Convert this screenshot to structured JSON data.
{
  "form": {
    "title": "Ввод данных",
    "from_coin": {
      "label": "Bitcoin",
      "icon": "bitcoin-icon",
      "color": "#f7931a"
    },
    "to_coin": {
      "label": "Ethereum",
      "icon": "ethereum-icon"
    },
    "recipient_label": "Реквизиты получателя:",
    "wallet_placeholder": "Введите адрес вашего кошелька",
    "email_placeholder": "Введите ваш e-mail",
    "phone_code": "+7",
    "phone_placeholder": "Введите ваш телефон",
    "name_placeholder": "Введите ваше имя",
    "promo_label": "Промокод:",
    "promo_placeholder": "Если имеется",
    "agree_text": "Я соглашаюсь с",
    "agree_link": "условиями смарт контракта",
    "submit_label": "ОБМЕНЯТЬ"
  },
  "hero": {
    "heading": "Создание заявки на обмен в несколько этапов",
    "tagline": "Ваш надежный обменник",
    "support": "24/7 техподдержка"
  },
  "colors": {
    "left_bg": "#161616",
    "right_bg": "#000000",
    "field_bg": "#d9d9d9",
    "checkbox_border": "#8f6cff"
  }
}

........

▶ _THE TASK_: Take the entries above and transcribe them in full.

▶ _RIGHT ANSWER_:
Convert this screenshot to structured JSON data.
{
  "form": {
    "title": "Ввод данных",
    "from_coin": {
      "label": "Bitcoin",
      "icon": "bitcoin-icon",
      "color": "#f7931a"
    },
    "to_coin": {
      "label": "Ethereum",
      "icon": "ethereum-icon"
    },
    "recipient_label": "Реквизиты получателя:",
    "wallet_placeholder": "Введите адрес вашего кошелька",
    "email_placeholder": "Введите ваш e-mail",
    "phone_code": "+7",
    "phone_placeholder": "Введите ваш телефон",
    "name_placeholder": "Введите ваше имя",
    "promo_label": "Промокод:",
    "promo_placeholder": "Если имеется",
    "agree_text": "Я соглашаюсь с",
    "agree_link": "условиями смарт контракта",
    "submit_label": "ОБМЕНЯТЬ"
  },
  "hero": {
    "heading": "Создание заявки на обмен в несколько этапов",
    "tagline": "Ваш надежный обменник",
    "support": "24/7 техподдержка"
  },
  "colors": {
    "left_bg": "#161616",
    "right_bg": "#000000",
    "field_bg": "#d9d9d9",
    "checkbox_border": "#8f6cff"
  }
}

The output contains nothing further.